Stored data entries
-- -- --

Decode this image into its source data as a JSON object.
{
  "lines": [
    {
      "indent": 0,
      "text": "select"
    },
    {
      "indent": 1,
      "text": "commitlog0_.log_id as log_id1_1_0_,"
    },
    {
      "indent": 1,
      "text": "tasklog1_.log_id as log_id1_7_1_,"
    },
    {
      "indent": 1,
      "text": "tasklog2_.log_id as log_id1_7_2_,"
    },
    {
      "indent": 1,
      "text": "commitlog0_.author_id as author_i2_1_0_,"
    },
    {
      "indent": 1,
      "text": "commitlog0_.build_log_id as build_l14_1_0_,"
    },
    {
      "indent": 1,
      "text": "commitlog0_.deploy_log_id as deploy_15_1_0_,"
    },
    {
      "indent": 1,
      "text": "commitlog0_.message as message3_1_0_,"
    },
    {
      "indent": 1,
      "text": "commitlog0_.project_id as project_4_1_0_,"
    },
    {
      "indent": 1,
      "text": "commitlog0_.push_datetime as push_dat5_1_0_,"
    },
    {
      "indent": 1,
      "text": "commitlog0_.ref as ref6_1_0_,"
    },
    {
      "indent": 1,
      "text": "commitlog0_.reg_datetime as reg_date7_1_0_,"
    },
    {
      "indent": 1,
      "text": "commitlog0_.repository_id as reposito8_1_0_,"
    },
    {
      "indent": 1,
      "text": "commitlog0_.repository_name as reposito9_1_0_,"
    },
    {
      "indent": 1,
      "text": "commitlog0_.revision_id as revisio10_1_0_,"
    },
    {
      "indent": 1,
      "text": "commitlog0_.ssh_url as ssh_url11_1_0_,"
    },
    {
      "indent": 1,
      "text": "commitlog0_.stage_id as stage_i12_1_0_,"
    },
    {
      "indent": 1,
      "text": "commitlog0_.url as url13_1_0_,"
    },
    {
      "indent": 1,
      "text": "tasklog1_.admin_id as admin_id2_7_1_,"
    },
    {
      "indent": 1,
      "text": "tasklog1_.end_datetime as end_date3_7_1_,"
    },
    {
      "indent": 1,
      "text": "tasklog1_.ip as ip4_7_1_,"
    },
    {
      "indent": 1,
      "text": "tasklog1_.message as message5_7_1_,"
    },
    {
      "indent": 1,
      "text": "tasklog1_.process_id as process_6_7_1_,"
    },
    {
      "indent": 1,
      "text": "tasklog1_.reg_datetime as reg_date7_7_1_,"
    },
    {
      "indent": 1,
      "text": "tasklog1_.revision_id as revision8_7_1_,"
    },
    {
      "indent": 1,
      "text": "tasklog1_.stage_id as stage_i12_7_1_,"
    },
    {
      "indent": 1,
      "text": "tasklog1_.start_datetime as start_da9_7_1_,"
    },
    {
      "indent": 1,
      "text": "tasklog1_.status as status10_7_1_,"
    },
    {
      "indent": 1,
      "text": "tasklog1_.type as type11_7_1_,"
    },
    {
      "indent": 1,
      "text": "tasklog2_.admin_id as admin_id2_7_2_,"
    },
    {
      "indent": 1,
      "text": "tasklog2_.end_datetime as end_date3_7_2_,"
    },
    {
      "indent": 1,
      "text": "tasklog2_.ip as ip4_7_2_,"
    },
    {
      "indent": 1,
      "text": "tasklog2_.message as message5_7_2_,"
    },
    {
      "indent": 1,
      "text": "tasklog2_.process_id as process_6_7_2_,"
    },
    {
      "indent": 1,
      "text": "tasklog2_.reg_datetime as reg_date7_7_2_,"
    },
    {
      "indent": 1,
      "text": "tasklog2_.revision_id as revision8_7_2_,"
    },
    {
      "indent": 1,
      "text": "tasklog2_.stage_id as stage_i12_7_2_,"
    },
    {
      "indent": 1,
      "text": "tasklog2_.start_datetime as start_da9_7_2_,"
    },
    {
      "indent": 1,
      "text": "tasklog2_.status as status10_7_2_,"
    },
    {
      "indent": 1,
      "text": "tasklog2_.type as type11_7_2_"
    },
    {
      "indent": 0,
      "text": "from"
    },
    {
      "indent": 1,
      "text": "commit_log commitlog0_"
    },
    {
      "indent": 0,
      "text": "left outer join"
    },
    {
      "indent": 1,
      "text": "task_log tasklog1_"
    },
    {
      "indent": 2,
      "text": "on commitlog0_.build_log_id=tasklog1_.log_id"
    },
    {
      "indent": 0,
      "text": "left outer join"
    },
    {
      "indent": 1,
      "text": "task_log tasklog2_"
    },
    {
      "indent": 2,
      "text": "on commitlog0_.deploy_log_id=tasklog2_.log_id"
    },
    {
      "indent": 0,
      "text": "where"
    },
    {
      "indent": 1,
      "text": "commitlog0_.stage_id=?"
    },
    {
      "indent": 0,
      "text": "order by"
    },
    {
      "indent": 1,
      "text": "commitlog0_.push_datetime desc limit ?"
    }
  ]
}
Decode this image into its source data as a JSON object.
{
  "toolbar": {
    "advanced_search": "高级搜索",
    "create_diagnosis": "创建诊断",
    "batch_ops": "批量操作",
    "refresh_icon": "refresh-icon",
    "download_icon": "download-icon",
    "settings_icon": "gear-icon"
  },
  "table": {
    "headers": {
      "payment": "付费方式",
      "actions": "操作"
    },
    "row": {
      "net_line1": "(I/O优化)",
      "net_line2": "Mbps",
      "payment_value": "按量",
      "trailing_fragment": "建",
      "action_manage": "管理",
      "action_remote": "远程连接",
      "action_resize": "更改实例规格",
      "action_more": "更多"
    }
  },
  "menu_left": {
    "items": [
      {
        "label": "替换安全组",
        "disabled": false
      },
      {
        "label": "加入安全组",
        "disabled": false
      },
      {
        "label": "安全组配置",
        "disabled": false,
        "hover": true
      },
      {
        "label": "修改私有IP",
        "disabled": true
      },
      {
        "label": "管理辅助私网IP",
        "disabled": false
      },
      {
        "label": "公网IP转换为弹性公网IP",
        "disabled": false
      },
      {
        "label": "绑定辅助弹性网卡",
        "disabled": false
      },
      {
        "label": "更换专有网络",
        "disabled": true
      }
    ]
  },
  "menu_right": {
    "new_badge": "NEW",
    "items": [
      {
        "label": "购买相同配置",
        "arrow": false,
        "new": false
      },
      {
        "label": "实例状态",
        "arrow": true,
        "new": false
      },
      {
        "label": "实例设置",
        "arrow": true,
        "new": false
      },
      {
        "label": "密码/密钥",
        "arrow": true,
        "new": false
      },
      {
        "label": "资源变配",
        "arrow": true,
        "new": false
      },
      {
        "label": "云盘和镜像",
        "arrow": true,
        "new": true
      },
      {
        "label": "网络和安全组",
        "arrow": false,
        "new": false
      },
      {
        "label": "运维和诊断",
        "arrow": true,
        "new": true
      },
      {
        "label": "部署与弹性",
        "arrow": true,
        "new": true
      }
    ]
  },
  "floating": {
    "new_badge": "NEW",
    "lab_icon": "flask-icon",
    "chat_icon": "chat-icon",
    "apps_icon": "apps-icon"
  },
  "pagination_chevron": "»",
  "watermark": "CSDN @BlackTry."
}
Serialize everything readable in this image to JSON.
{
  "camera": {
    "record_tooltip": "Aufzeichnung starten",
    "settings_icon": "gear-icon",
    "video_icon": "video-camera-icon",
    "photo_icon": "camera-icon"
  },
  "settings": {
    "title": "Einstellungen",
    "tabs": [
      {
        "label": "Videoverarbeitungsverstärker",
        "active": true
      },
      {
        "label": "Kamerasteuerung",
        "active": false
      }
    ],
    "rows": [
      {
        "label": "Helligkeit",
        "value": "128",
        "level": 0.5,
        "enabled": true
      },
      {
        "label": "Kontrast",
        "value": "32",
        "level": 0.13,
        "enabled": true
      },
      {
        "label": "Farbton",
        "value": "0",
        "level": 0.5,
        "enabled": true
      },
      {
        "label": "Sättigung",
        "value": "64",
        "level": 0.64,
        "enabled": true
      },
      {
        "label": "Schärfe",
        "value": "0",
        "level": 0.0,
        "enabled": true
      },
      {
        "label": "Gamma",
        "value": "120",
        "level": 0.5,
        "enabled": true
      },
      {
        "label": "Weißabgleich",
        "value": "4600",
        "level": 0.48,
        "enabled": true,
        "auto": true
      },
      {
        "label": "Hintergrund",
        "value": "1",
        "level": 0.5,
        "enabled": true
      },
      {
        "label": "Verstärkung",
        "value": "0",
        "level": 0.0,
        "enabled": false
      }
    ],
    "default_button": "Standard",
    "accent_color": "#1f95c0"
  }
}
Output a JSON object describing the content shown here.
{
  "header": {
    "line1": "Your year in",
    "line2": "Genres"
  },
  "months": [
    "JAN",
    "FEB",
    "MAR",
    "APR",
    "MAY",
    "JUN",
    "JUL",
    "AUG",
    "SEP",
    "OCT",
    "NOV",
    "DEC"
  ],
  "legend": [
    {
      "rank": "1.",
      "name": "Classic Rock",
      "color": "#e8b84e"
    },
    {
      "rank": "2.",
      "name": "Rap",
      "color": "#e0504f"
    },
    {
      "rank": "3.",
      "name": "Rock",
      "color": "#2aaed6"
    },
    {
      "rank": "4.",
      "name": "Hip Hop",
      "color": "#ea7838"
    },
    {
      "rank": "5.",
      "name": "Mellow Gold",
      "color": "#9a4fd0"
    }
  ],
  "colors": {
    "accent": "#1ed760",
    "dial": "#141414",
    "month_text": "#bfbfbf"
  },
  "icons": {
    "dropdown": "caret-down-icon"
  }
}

-- -- --

**DO THIS:** Starting at the line with "Output a JSON", copy every line up to and including the last one in the entries above.

**SOLUTION TO THIS PROBLEM:**
Output a JSON object describing the content shown here.
{
  "header": {
    "line1": "Your year in",
    "line2": "Genres"
  },
  "months": [
    "JAN",
    "FEB",
    "MAR",
    "APR",
    "MAY",
    "JUN",
    "JUL",
    "AUG",
    "SEP",
    "OCT",
    "NOV",
    "DEC"
  ],
  "legend": [
    {
      "rank": "1.",
      "name": "Classic Rock",
      "color": "#e8b84e"
    },
    {
      "rank": "2.",
      "name": "Rap",
      "color": "#e0504f"
    },
    {
      "rank": "3.",
      "name": "Rock",
      "color": "#2aaed6"
    },
    {
      "rank": "4.",
      "name": "Hip Hop",
      "color": "#ea7838"
    },
    {
      "rank": "5.",
      "name": "Mellow Gold",
      "color": "#9a4fd0"
    }
  ],
  "colors": {
    "accent": "#1ed760",
    "dial": "#141414",
    "month_text": "#bfbfbf"
  },
  "icons": {
    "dropdown": "caret-down-icon"
  }
}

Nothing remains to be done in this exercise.